#### Job
Transcribe the listing below word for word.
::::::::
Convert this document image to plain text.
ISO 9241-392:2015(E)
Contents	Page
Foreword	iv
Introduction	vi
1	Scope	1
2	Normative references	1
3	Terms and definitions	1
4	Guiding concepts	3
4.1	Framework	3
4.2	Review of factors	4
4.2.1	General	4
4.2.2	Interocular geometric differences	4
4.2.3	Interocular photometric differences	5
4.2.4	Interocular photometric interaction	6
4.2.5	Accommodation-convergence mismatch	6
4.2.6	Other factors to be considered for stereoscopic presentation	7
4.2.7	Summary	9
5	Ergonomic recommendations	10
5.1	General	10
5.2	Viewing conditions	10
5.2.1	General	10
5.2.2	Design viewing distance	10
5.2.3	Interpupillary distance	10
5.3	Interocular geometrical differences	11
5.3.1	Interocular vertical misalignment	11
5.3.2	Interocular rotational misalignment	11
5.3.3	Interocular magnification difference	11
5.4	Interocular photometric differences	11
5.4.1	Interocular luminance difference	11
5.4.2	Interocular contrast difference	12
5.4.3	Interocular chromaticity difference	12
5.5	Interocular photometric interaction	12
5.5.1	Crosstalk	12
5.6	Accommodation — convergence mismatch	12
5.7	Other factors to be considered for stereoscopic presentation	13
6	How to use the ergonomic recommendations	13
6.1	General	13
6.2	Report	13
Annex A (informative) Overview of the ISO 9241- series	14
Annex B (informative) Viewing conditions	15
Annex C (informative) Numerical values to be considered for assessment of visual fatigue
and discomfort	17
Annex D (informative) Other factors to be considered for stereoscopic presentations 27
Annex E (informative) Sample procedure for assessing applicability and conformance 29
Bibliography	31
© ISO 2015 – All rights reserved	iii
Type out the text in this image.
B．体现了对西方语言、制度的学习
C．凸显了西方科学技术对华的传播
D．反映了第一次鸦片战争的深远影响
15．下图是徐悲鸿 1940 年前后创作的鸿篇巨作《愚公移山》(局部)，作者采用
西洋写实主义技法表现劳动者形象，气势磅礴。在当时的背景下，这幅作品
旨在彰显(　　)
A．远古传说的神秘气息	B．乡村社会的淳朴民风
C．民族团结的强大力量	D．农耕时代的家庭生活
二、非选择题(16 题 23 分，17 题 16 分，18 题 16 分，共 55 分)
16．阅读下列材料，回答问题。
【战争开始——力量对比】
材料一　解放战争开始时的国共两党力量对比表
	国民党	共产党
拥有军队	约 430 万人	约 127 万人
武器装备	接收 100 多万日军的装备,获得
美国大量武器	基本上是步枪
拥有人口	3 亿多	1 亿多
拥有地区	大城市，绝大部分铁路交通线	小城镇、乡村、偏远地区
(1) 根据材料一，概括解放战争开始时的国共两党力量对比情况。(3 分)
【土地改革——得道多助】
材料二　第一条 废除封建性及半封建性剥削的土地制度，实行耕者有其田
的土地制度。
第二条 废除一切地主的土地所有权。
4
::::::::
#### Result below
Convert this document image to plain text.
ISO 9241-392:2015(E)
Contents	Page
Foreword	iv
Introduction	vi
1	Scope	1
2	Normative references	1
3	Terms and definitions	1
4	Guiding concepts	3
4.1	Framework	3
4.2	Review of factors	4
4.2.1	General	4
4.2.2	Interocular geometric differences	4
4.2.3	Interocular photometric differences	5
4.2.4	Interocular photometric interaction	6
4.2.5	Accommodation-convergence mismatch	6
4.2.6	Other factors to be considered for stereoscopic presentation	7
4.2.7	Summary	9
5	Ergonomic recommendations	10
5.1	General	10
5.2	Viewing conditions	10
5.2.1	General	10
5.2.2	Design viewing distance	10
5.2.3	Interpupillary distance	10
5.3	Interocular geometrical differences	11
5.3.1	Interocular vertical misalignment	11
5.3.2	Interocular rotational misalignment	11
5.3.3	Interocular magnification difference	11
5.4	Interocular photometric differences	11
5.4.1	Interocular luminance difference	11
5.4.2	Interocular contrast difference	12
5.4.3	Interocular chromaticity difference	12
5.5	Interocular photometric interaction	12
5.5.1	Crosstalk	12
5.6	Accommodation — convergence mismatch	12
5.7	Other factors to be considered for stereoscopic presentation	13
6	How to use the ergonomic recommendations	13
6.1	General	13
6.2	Report	13
Annex A (informative) Overview of the ISO 9241- series	14
Annex B (informative) Viewing conditions	15
Annex C (informative) Numerical values to be considered for assessment of visual fatigue
and discomfort	17
Annex D (informative) Other factors to be considered for stereoscopic presentations 27
Annex E (informative) Sample procedure for assessing applicability and conformance 29
Bibliography	31
© ISO 2015 – All rights reserved	iii
Type out the text in this image.
B．体现了对西方语言、制度的学习
C．凸显了西方科学技术对华的传播
D．反映了第一次鸦片战争的深远影响
15．下图是徐悲鸿 1940 年前后创作的鸿篇巨作《愚公移山》(局部)，作者采用
西洋写实主义技法表现劳动者形象，气势磅礴。在当时的背景下，这幅作品
旨在彰显(　　)
A．远古传说的神秘气息	B．乡村社会的淳朴民风
C．民族团结的强大力量	D．农耕时代的家庭生活
二、非选择题(16 题 23 分，17 题 16 分，18 题 16 分，共 55 分)
16．阅读下列材料，回答问题。
【战争开始——力量对比】
材料一　解放战争开始时的国共两党力量对比表
	国民党	共产党
拥有军队	约 430 万人	约 127 万人
武器装备	接收 100 多万日军的装备,获得
美国大量武器	基本上是步枪
拥有人口	3 亿多	1 亿多
拥有地区	大城市，绝大部分铁路交通线	小城镇、乡村、偏远地区
(1) 根据材料一，概括解放战争开始时的国共两党力量对比情况。(3 分)
【土地改革——得道多助】
材料二　第一条 废除封建性及半封建性剥削的土地制度，实行耕者有其田
的土地制度。
第二条 废除一切地主的土地所有权。
4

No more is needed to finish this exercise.